Instructions to follow: Please transcribe the records precisely; pictures stay out of your copy.

#####

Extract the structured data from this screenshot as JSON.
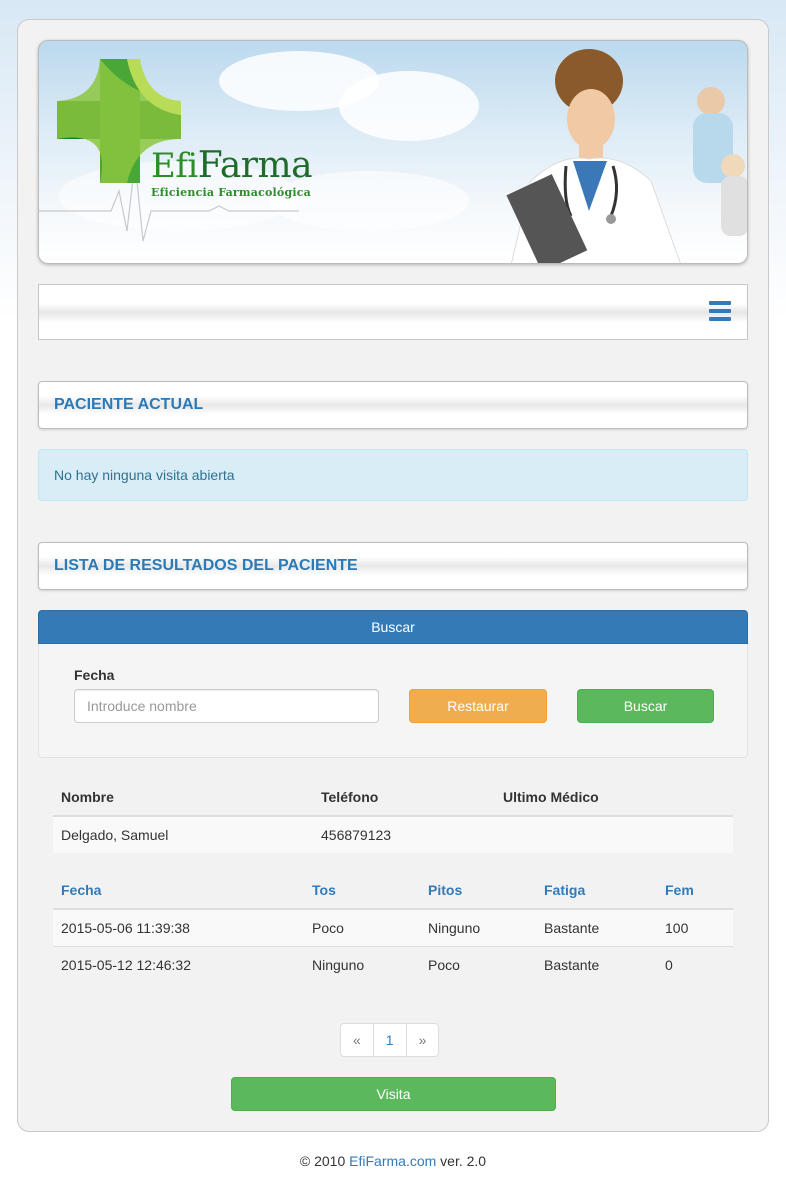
{
  "brand": {
    "name_prefix": "Efi",
    "name_suffix": "Farma",
    "tagline": "Eficiencia Farmacológica"
  },
  "nav": {
    "menu_icon": "hamburger-icon"
  },
  "current_patient": {
    "title": "PACIENTE ACTUAL",
    "message": "No hay ninguna visita abierta"
  },
  "results": {
    "title": "LISTA DE RESULTADOS DEL PACIENTE",
    "search_toggle_label": "Buscar",
    "filter_label": "Fecha",
    "search_placeholder": "Introduce nombre",
    "reset_label": "Restaurar",
    "search_label": "Buscar"
  },
  "patient_table": {
    "headers": [
      "Nombre",
      "Teléfono",
      "Ultimo Médico"
    ],
    "rows": [
      [
        "Delgado, Samuel",
        "456879123",
        ""
      ]
    ]
  },
  "results_table": {
    "headers": [
      "Fecha",
      "Tos",
      "Pitos",
      "Fatiga",
      "Fem"
    ],
    "rows": [
      [
        "2015-05-06 11:39:38",
        "Poco",
        "Ninguno",
        "Bastante",
        "100"
      ],
      [
        "2015-05-12 12:46:32",
        "Ninguno",
        "Poco",
        "Bastante",
        "0"
      ]
    ]
  },
  "pagination": {
    "prev": "«",
    "current": "1",
    "next": "»"
  },
  "visit_button": "Visita",
  "footer": {
    "prefix": "© 2010 ",
    "link": "EfiFarma.com",
    "suffix": " ver. 2.0"
  },
  "colors": {
    "primary": "#337ab7",
    "success": "#5cb85c",
    "warning": "#f0ad4e",
    "info_bg": "#d9edf7",
    "brand_green": "#2f8c2a"
  }
}
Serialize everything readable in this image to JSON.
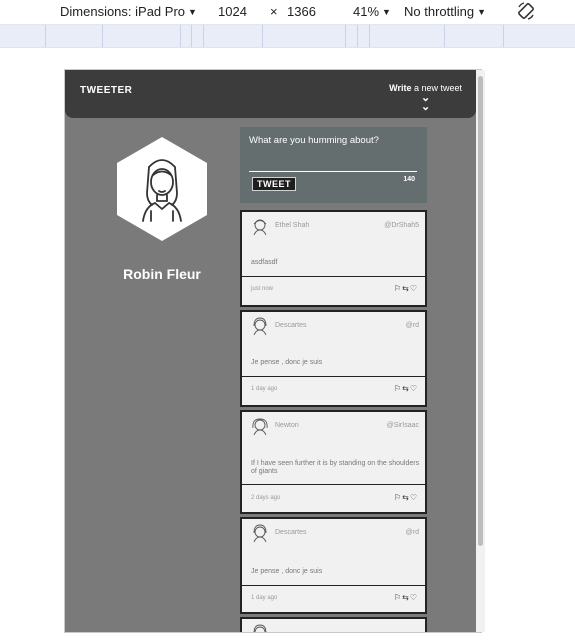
{
  "devtools": {
    "dimensions_label": "Dimensions: iPad Pro",
    "width": "1024",
    "times": "×",
    "height": "1366",
    "zoom": "41%",
    "throttling": "No throttling"
  },
  "app": {
    "brand": "TWEETER",
    "write_bold": "Write",
    "write_rest": " a new tweet",
    "chevron": "❯❯"
  },
  "profile": {
    "name": "Robin Fleur"
  },
  "compose": {
    "placeholder": "What are you humming about?",
    "button_label": "TWEET",
    "char_count": "140"
  },
  "tweets": [
    {
      "author": "Ethel Shah",
      "handle": "@DrShah5",
      "text": "asdfasdf",
      "time": "just now"
    },
    {
      "author": "Descartes",
      "handle": "@rd",
      "text": "Je pense , donc je suis",
      "time": "1 day ago"
    },
    {
      "author": "Newton",
      "handle": "@SirIsaac",
      "text": "If I have seen further it is by standing on the shoulders of giants",
      "time": "2 days ago"
    },
    {
      "author": "Descartes",
      "handle": "@rd",
      "text": "Je pense , donc je suis",
      "time": "1 day ago"
    }
  ]
}
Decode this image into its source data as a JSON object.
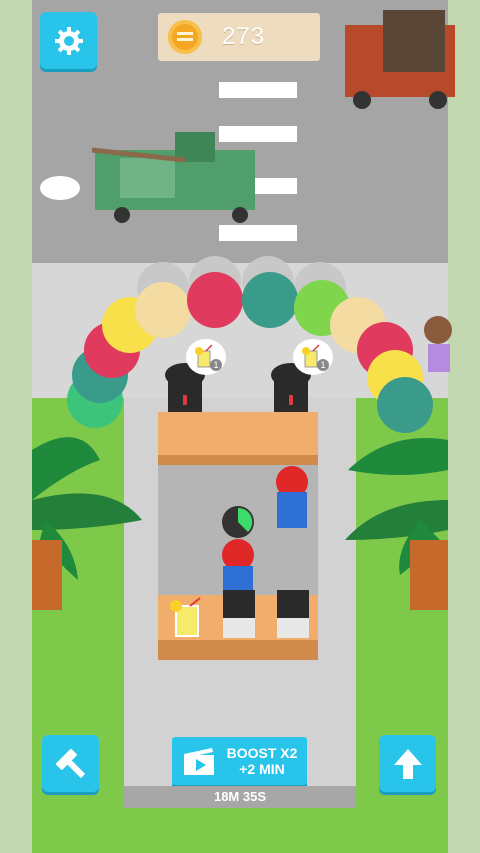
{
  "hud": {
    "settings_icon": "gear-icon",
    "coin_icon": "coin-icon",
    "coins": "273",
    "build_icon": "hammer-icon",
    "upgrade_icon": "arrow-up-icon"
  },
  "boost": {
    "icon": "video-clapper-icon",
    "line1": "BOOST X2",
    "line2": "+2 MIN"
  },
  "timer": "18M 35S",
  "orders": [
    {
      "item": "lemonade-icon",
      "count": "1"
    },
    {
      "item": "lemonade-icon",
      "count": "1"
    }
  ],
  "colors": {
    "button": "#29c4ea",
    "road": "#a4a4a4",
    "grass": "#7fc94a",
    "counter": "#f0ad6b"
  }
}
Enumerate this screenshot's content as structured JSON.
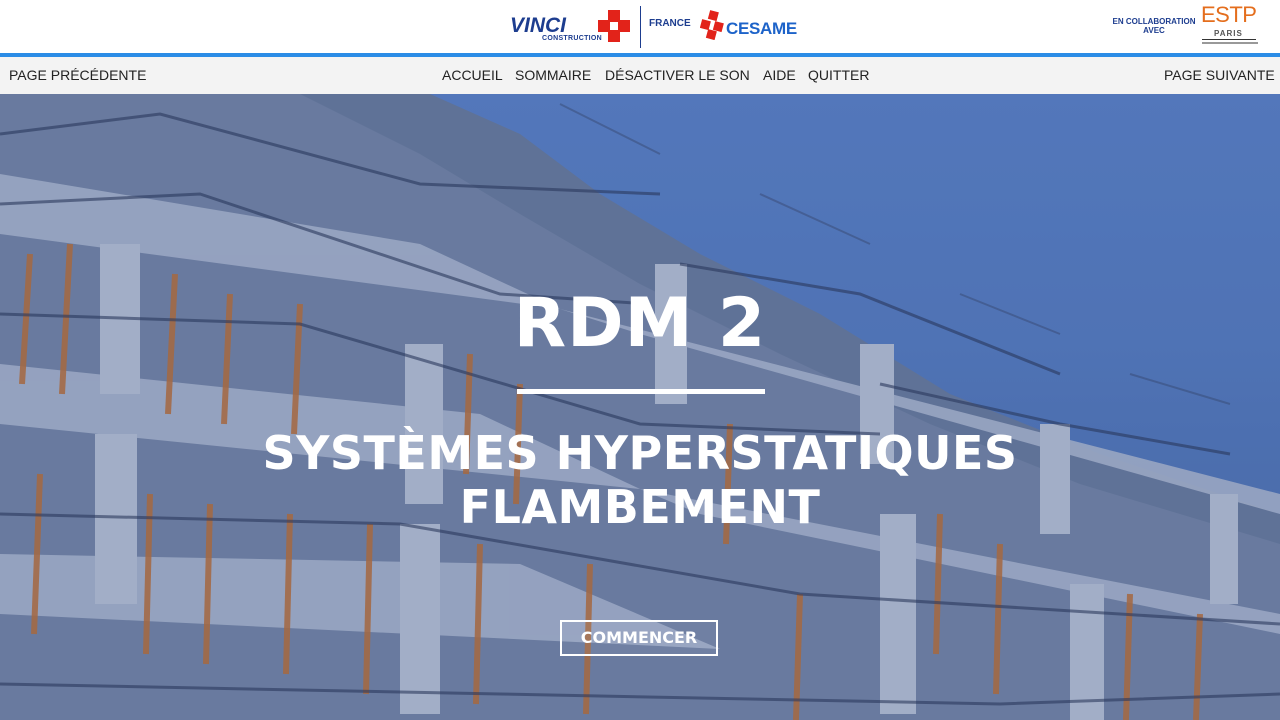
{
  "header": {
    "vinci_logo": {
      "name": "VINCI",
      "sub": "CONSTRUCTION",
      "mark_colors": [
        "#e2231a"
      ],
      "text_color": "#1d3d8f"
    },
    "country": "FRANCE",
    "cesame_logo": {
      "name": "CESAME",
      "text_color": "#1d63c9",
      "mark_color": "#e2231a"
    },
    "collaboration": {
      "line1": "EN COLLABORATION",
      "line2": "AVEC"
    },
    "estp_logo": {
      "name": "ESTP",
      "sub": "PARIS",
      "color": "#e46e1d"
    },
    "accent_color": "#2b8ce6"
  },
  "nav": {
    "previous": "PAGE PRÉCÉDENTE",
    "home": "ACCUEIL",
    "summary": "SOMMAIRE",
    "mute": "DÉSACTIVER LE SON",
    "help": "AIDE",
    "quit": "QUITTER",
    "next": "PAGE SUIVANTE"
  },
  "hero": {
    "title": "RDM 2",
    "subtitle_line1": "SYSTÈMES HYPERSTATIQUES",
    "subtitle_line2": "FLAMBEMENT",
    "start_button": "COMMENCER",
    "background": "construction-site-scaffolding"
  }
}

#####

Completed task:
Extract the structured data from this screenshot as JSON.
{
  "brand": {
    "name_prefix": "Efi",
    "name_suffix": "Farma",
    "tagline": "Eficiencia Farmacológica"
  },
  "nav": {
    "menu_icon": "hamburger-icon"
  },
  "current_patient": {
    "title": "PACIENTE ACTUAL",
    "message": "No hay ninguna visita abierta"
  },
  "results": {
    "title": "LISTA DE RESULTADOS DEL PACIENTE",
    "search_toggle_label": "Buscar",
    "filter_label": "Fecha",
    "search_placeholder": "Introduce nombre",
    "reset_label": "Restaurar",
    "search_label": "Buscar"
  },
  "patient_table": {
    "headers": [
      "Nombre",
      "Teléfono",
      "Ultimo Médico"
    ],
    "rows": [
      [
        "Delgado, Samuel",
        "456879123",
        ""
      ]
    ]
  },
  "results_table": {
    "headers": [
      "Fecha",
      "Tos",
      "Pitos",
      "Fatiga",
      "Fem"
    ],
    "rows": [
      [
        "2015-05-06 11:39:38",
        "Poco",
        "Ninguno",
        "Bastante",
        "100"
      ],
      [
        "2015-05-12 12:46:32",
        "Ninguno",
        "Poco",
        "Bastante",
        "0"
      ]
    ]
  },
  "pagination": {
    "prev": "«",
    "current": "1",
    "next": "»"
  },
  "visit_button": "Visita",
  "footer": {
    "prefix": "© 2010 ",
    "link": "EfiFarma.com",
    "suffix": " ver. 2.0"
  },
  "colors": {
    "primary": "#337ab7",
    "success": "#5cb85c",
    "warning": "#f0ad4e",
    "info_bg": "#d9edf7",
    "brand_green": "#2f8c2a"
  }
}
Serialize everything readable in this image to JSON.
{
  "devtools": {
    "dimensions_label": "Dimensions: iPad Pro",
    "width": "1024",
    "times": "×",
    "height": "1366",
    "zoom": "41%",
    "throttling": "No throttling"
  },
  "app": {
    "brand": "TWEETER",
    "write_bold": "Write",
    "write_rest": " a new tweet",
    "chevron": "❯❯"
  },
  "profile": {
    "name": "Robin Fleur"
  },
  "compose": {
    "placeholder": "What are you humming about?",
    "button_label": "TWEET",
    "char_count": "140"
  },
  "tweets": [
    {
      "author": "Ethel Shah",
      "handle": "@DrShah5",
      "text": "asdfasdf",
      "time": "just now"
    },
    {
      "author": "Descartes",
      "handle": "@rd",
      "text": "Je pense , donc je suis",
      "time": "1 day ago"
    },
    {
      "author": "Newton",
      "handle": "@SirIsaac",
      "text": "If I have seen further it is by standing on the shoulders of giants",
      "time": "2 days ago"
    },
    {
      "author": "Descartes",
      "handle": "@rd",
      "text": "Je pense , donc je suis",
      "time": "1 day ago"
    }
  ]
}
Decode this image into its source data as a JSON object.
{
  "hud": {
    "settings_icon": "gear-icon",
    "coin_icon": "coin-icon",
    "coins": "273",
    "build_icon": "hammer-icon",
    "upgrade_icon": "arrow-up-icon"
  },
  "boost": {
    "icon": "video-clapper-icon",
    "line1": "BOOST X2",
    "line2": "+2 MIN"
  },
  "timer": "18M 35S",
  "orders": [
    {
      "item": "lemonade-icon",
      "count": "1"
    },
    {
      "item": "lemonade-icon",
      "count": "1"
    }
  ],
  "colors": {
    "button": "#29c4ea",
    "road": "#a4a4a4",
    "grass": "#7fc94a",
    "counter": "#f0ad6b"
  }
}
Enumerate this screenshot's content as structured JSON.
{
  "header": {
    "vinci_logo": {
      "name": "VINCI",
      "sub": "CONSTRUCTION",
      "mark_colors": [
        "#e2231a"
      ],
      "text_color": "#1d3d8f"
    },
    "country": "FRANCE",
    "cesame_logo": {
      "name": "CESAME",
      "text_color": "#1d63c9",
      "mark_color": "#e2231a"
    },
    "collaboration": {
      "line1": "EN COLLABORATION",
      "line2": "AVEC"
    },
    "estp_logo": {
      "name": "ESTP",
      "sub": "PARIS",
      "color": "#e46e1d"
    },
    "accent_color": "#2b8ce6"
  },
  "nav": {
    "previous": "PAGE PRÉCÉDENTE",
    "home": "ACCUEIL",
    "summary": "SOMMAIRE",
    "mute": "DÉSACTIVER LE SON",
    "help": "AIDE",
    "quit": "QUITTER",
    "next": "PAGE SUIVANTE"
  },
  "hero": {
    "title": "RDM 2",
    "subtitle_line1": "SYSTÈMES HYPERSTATIQUES",
    "subtitle_line2": "FLAMBEMENT",
    "start_button": "COMMENCER",
    "background": "construction-site-scaffolding"
  }
}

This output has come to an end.